__Aim of the exercise__
Output the data below in full, byte for byte. Nothing may differ.

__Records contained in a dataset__
---+---

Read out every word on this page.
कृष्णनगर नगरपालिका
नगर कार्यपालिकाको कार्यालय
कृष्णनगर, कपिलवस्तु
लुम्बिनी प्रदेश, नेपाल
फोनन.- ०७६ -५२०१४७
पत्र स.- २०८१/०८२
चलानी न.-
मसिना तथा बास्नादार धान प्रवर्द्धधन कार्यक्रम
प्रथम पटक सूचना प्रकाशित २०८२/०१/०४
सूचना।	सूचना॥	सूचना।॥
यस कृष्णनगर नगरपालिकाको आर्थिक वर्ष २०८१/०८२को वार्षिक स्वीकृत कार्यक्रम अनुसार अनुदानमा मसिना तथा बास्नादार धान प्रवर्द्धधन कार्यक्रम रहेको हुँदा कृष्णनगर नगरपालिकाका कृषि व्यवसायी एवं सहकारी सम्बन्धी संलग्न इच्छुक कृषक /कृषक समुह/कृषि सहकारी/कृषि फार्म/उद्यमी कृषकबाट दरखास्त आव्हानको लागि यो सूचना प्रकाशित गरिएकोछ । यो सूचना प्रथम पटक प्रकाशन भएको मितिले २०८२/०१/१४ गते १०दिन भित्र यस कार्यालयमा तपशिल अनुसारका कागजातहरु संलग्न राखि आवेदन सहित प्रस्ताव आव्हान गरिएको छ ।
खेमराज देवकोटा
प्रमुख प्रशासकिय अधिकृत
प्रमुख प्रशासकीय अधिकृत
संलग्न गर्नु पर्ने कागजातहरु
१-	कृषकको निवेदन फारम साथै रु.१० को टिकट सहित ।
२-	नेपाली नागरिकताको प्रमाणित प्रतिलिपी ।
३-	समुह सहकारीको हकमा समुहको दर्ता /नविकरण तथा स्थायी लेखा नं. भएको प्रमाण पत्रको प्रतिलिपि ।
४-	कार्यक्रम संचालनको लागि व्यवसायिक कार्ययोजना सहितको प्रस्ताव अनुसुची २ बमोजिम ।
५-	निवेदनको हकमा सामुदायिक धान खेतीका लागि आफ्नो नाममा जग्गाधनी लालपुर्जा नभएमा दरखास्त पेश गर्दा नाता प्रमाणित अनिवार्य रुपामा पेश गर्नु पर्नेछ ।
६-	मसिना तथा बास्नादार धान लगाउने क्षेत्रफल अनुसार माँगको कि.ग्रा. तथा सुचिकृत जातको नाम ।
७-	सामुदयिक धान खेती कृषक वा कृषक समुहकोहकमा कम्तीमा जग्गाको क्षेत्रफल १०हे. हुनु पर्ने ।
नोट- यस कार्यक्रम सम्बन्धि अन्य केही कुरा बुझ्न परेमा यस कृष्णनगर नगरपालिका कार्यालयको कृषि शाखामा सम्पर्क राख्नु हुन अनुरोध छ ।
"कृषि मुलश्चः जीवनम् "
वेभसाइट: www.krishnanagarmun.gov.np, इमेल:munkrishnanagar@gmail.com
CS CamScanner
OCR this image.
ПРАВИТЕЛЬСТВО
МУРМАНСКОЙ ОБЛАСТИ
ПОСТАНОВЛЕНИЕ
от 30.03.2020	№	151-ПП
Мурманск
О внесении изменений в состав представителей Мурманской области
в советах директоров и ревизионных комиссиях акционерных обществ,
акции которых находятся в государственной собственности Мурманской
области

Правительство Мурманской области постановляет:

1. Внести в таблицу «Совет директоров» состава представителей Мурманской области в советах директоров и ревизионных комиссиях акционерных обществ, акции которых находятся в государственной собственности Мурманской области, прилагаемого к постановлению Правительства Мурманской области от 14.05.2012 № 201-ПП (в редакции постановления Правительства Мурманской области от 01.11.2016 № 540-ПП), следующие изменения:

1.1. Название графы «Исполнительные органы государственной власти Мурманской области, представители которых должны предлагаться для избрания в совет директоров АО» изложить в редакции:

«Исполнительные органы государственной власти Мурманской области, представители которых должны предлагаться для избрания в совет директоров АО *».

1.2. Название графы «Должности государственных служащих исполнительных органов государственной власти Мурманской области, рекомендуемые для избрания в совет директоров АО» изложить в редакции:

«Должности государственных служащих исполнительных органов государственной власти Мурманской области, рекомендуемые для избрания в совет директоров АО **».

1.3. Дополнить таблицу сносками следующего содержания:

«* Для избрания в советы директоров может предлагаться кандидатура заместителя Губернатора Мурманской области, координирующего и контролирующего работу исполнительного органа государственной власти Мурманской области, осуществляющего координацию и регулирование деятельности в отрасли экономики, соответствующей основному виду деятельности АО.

---+---

__Solved exercise__
Read out every word on this page.
कृष्णनगर नगरपालिका
नगर कार्यपालिकाको कार्यालय
कृष्णनगर, कपिलवस्तु
लुम्बिनी प्रदेश, नेपाल
फोनन.- ०७६ -५२०१४७
पत्र स.- २०८१/०८२
चलानी न.-
मसिना तथा बास्नादार धान प्रवर्द्धधन कार्यक्रम
प्रथम पटक सूचना प्रकाशित २०८२/०१/०४
सूचना।	सूचना॥	सूचना।॥
यस कृष्णनगर नगरपालिकाको आर्थिक वर्ष २०८१/०८२को वार्षिक स्वीकृत कार्यक्रम अनुसार अनुदानमा मसिना तथा बास्नादार धान प्रवर्द्धधन कार्यक्रम रहेको हुँदा कृष्णनगर नगरपालिकाका कृषि व्यवसायी एवं सहकारी सम्बन्धी संलग्न इच्छुक कृषक /कृषक समुह/कृषि सहकारी/कृषि फार्म/उद्यमी कृषकबाट दरखास्त आव्हानको लागि यो सूचना प्रकाशित गरिएकोछ । यो सूचना प्रथम पटक प्रकाशन भएको मितिले २०८२/०१/१४ गते १०दिन भित्र यस कार्यालयमा तपशिल अनुसारका कागजातहरु संलग्न राखि आवेदन सहित प्रस्ताव आव्हान गरिएको छ ।
खेमराज देवकोटा
प्रमुख प्रशासकिय अधिकृत
प्रमुख प्रशासकीय अधिकृत
संलग्न गर्नु पर्ने कागजातहरु
१-	कृषकको निवेदन फारम साथै रु.१० को टिकट सहित ।
२-	नेपाली नागरिकताको प्रमाणित प्रतिलिपी ।
३-	समुह सहकारीको हकमा समुहको दर्ता /नविकरण तथा स्थायी लेखा नं. भएको प्रमाण पत्रको प्रतिलिपि ।
४-	कार्यक्रम संचालनको लागि व्यवसायिक कार्ययोजना सहितको प्रस्ताव अनुसुची २ बमोजिम ।
५-	निवेदनको हकमा सामुदायिक धान खेतीका लागि आफ्नो नाममा जग्गाधनी लालपुर्जा नभएमा दरखास्त पेश गर्दा नाता प्रमाणित अनिवार्य रुपामा पेश गर्नु पर्नेछ ।
६-	मसिना तथा बास्नादार धान लगाउने क्षेत्रफल अनुसार माँगको कि.ग्रा. तथा सुचिकृत जातको नाम ।
७-	सामुदयिक धान खेती कृषक वा कृषक समुहकोहकमा कम्तीमा जग्गाको क्षेत्रफल १०हे. हुनु पर्ने ।
नोट- यस कार्यक्रम सम्बन्धि अन्य केही कुरा बुझ्न परेमा यस कृष्णनगर नगरपालिका कार्यालयको कृषि शाखामा सम्पर्क राख्नु हुन अनुरोध छ ।
"कृषि मुलश्चः जीवनम् "
वेभसाइट: www.krishnanagarmun.gov.np, इमेल:munkrishnanagar@gmail.com
CS CamScanner
OCR this image.
ПРАВИТЕЛЬСТВО
МУРМАНСКОЙ ОБЛАСТИ
ПОСТАНОВЛЕНИЕ
от 30.03.2020	№	151-ПП
Мурманск
О внесении изменений в состав представителей Мурманской области
в советах директоров и ревизионных комиссиях акционерных обществ,
акции которых находятся в государственной собственности Мурманской
области

Правительство Мурманской области постановляет:

1. Внести в таблицу «Совет директоров» состава представителей Мурманской области в советах директоров и ревизионных комиссиях акционерных обществ, акции которых находятся в государственной собственности Мурманской области, прилагаемого к постановлению Правительства Мурманской области от 14.05.2012 № 201-ПП (в редакции постановления Правительства Мурманской области от 01.11.2016 № 540-ПП), следующие изменения:

1.1. Название графы «Исполнительные органы государственной власти Мурманской области, представители которых должны предлагаться для избрания в совет директоров АО» изложить в редакции:

«Исполнительные органы государственной власти Мурманской области, представители которых должны предлагаться для избрания в совет директоров АО *».

1.2. Название графы «Должности государственных служащих исполнительных органов государственной власти Мурманской области, рекомендуемые для избрания в совет директоров АО» изложить в редакции:

«Должности государственных служащих исполнительных органов государственной власти Мурманской области, рекомендуемые для избрания в совет директоров АО **».

1.3. Дополнить таблицу сносками следующего содержания:

«* Для избрания в советы директоров может предлагаться кандидатура заместителя Губернатора Мурманской области, координирующего и контролирующего работу исполнительного органа государственной власти Мурманской области, осуществляющего координацию и регулирование деятельности в отрасли экономики, соответствующей основному виду деятельности АО.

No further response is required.